What you will do: Format the part of the records below that opens with the line containing "action-button: [67, 388, 71, 414]" and closes with the line containing "signal-icon: [391, 332, 413, 351]" as a numbered list, including both of those lines and skipping any blank lines.

Material to process:
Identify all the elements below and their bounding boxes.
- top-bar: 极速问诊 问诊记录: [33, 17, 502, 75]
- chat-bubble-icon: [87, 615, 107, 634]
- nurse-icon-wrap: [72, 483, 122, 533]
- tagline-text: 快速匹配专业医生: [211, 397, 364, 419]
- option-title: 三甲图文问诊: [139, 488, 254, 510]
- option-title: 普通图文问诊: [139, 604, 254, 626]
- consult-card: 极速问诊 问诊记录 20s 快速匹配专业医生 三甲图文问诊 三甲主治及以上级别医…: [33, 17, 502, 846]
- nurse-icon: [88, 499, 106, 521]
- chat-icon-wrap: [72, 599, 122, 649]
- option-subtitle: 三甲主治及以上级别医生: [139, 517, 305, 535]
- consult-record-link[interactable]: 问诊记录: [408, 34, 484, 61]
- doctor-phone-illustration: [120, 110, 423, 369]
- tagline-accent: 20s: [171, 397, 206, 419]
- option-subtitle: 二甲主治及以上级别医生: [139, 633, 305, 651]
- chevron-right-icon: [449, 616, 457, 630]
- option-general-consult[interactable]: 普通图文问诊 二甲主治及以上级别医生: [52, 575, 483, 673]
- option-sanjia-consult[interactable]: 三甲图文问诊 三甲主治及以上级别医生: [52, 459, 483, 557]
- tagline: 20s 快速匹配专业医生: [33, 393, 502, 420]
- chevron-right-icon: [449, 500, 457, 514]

--

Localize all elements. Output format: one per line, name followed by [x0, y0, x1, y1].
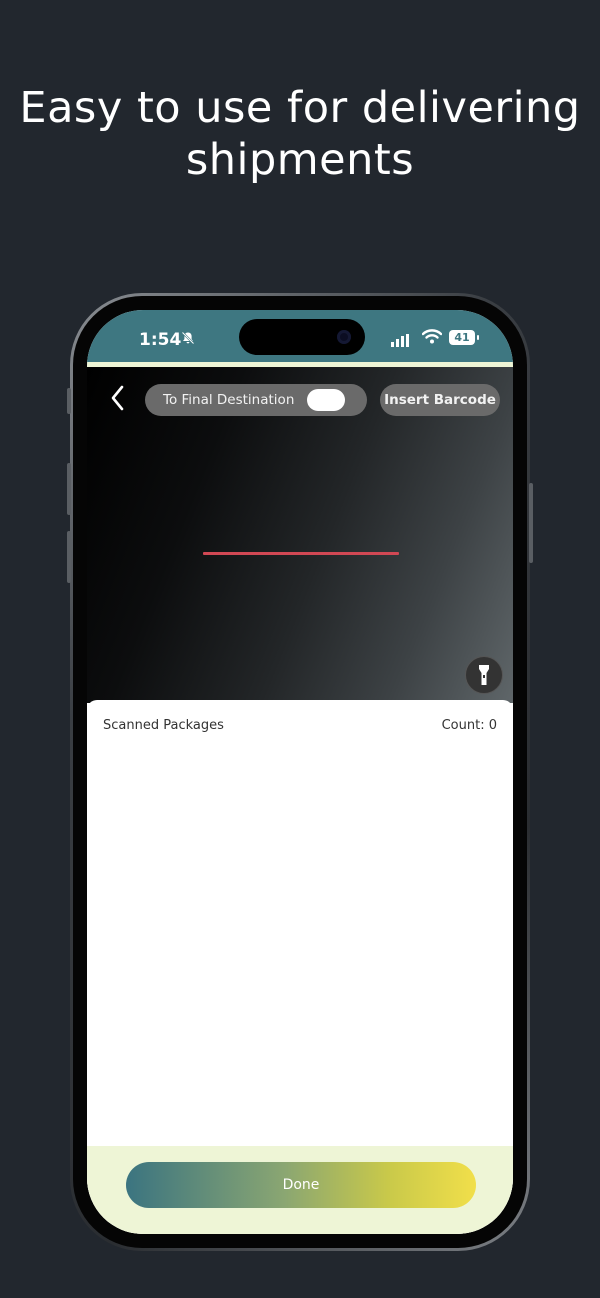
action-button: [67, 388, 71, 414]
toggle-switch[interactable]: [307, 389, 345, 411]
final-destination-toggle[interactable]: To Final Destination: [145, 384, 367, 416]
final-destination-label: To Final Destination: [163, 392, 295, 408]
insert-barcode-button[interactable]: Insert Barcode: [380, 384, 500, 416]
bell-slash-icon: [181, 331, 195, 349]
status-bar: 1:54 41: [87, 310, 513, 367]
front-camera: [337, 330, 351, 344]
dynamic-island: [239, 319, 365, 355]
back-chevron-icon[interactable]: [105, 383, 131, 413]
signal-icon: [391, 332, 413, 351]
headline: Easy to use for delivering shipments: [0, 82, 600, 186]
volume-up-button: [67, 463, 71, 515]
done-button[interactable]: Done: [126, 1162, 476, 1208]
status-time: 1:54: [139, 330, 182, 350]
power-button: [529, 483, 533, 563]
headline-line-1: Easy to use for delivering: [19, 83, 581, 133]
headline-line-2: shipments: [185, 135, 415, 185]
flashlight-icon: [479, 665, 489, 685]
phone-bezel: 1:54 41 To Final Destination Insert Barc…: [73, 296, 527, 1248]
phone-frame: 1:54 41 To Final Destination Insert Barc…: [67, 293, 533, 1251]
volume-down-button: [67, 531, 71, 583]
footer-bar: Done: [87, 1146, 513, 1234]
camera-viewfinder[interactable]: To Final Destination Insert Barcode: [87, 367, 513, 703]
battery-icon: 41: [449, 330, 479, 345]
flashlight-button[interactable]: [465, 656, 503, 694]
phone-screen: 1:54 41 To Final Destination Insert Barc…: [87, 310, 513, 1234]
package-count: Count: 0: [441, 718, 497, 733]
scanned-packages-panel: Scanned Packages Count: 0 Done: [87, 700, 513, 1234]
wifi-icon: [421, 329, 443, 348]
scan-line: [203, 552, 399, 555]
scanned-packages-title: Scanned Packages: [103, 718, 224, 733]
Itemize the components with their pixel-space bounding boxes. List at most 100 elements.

...

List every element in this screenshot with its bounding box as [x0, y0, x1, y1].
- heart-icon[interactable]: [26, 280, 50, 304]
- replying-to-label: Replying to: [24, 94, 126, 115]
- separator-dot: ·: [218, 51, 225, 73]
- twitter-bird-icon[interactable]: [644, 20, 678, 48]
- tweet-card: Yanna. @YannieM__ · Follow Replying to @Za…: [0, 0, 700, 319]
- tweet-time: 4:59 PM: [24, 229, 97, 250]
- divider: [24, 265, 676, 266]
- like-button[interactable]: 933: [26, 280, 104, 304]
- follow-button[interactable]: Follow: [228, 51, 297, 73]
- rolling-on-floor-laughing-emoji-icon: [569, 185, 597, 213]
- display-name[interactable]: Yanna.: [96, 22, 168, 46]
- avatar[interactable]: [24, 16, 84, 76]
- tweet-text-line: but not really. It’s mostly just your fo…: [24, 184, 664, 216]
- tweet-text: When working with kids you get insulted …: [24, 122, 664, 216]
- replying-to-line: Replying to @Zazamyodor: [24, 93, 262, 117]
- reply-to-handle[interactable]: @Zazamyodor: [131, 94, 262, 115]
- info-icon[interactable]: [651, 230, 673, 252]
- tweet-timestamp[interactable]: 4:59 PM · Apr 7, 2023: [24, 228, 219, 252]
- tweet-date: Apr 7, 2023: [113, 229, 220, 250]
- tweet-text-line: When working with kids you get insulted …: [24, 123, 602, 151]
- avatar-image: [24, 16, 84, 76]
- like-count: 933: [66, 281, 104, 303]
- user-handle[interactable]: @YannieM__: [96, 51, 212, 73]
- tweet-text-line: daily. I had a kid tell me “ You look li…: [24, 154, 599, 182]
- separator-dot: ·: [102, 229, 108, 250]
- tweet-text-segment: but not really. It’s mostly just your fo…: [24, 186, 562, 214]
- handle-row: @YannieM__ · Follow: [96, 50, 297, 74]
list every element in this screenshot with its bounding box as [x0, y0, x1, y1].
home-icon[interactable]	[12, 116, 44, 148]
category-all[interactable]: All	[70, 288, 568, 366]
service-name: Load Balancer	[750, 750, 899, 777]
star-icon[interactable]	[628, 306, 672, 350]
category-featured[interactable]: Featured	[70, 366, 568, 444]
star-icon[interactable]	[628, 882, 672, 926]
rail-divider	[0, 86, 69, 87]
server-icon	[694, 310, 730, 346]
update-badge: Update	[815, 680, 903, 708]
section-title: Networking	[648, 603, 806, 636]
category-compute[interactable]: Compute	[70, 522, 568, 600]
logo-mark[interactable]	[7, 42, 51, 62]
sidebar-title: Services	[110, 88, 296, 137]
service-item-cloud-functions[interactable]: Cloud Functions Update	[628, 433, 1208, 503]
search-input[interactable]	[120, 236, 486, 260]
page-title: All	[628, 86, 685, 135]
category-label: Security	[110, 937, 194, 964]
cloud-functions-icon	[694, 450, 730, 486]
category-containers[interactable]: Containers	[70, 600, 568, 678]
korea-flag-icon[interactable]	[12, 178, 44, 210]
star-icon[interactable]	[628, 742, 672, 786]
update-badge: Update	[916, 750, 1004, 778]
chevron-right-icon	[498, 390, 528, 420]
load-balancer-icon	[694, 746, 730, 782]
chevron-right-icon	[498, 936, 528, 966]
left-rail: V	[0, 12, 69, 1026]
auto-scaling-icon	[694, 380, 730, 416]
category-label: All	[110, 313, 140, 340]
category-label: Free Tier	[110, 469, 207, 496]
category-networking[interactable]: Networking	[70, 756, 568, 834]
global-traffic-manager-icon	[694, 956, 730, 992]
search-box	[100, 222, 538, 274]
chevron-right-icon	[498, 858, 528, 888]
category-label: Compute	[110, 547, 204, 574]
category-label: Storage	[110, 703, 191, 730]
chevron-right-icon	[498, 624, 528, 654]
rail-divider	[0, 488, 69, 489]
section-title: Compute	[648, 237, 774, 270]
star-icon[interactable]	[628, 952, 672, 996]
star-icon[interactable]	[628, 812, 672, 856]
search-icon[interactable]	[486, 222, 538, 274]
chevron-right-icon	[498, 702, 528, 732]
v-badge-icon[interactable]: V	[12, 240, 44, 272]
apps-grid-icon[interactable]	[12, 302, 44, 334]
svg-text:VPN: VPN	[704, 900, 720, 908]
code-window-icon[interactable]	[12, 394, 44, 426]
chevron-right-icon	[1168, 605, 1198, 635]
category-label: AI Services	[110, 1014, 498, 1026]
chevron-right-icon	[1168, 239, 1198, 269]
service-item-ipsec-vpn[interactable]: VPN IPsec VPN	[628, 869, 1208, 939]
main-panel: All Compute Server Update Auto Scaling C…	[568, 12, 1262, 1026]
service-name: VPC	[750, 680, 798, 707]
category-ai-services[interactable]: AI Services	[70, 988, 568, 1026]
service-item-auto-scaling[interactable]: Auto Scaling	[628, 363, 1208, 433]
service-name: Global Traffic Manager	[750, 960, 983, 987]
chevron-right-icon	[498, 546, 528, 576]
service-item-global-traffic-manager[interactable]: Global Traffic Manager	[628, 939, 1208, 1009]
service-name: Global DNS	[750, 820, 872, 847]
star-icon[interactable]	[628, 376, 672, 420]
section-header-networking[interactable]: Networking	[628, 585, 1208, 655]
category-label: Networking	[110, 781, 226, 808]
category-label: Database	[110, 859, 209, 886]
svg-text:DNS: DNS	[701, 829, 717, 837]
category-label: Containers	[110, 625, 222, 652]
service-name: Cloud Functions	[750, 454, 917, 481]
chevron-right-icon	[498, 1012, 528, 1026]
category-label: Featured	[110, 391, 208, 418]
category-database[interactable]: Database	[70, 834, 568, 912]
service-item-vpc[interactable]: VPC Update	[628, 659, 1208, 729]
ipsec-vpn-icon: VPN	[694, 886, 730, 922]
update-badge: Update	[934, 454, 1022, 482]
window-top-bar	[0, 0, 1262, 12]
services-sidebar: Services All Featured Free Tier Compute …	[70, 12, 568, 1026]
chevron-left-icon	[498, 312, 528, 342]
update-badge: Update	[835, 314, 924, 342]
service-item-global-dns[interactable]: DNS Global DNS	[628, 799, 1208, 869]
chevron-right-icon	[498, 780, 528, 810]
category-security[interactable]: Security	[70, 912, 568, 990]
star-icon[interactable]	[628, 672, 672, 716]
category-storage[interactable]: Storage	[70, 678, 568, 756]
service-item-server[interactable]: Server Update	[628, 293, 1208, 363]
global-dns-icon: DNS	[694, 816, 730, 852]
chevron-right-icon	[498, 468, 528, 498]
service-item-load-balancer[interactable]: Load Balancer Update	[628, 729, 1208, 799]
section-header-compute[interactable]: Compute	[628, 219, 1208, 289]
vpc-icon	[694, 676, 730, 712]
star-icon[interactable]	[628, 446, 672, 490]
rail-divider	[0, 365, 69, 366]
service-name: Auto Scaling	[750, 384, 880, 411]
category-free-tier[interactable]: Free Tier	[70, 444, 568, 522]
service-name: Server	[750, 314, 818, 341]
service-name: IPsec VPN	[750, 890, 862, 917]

Task solution:
1. action-button: [67, 388, 71, 414]
2. toggle-switch[interactable]: [307, 389, 345, 411]
3. final-destination-toggle[interactable]: To Final Destination: [145, 384, 367, 416]
4. final-destination-label: To Final Destination: [163, 392, 295, 408]
5. insert-barcode-button[interactable]: Insert Barcode: [380, 384, 500, 416]
6. bell-slash-icon: [181, 331, 195, 349]
7. status-bar: 1:54 41: [87, 310, 513, 367]
8. front-camera: [337, 330, 351, 344]
9. dynamic-island: [239, 319, 365, 355]
10. back-chevron-icon[interactable]: [105, 383, 131, 413]
11. signal-icon: [391, 332, 413, 351]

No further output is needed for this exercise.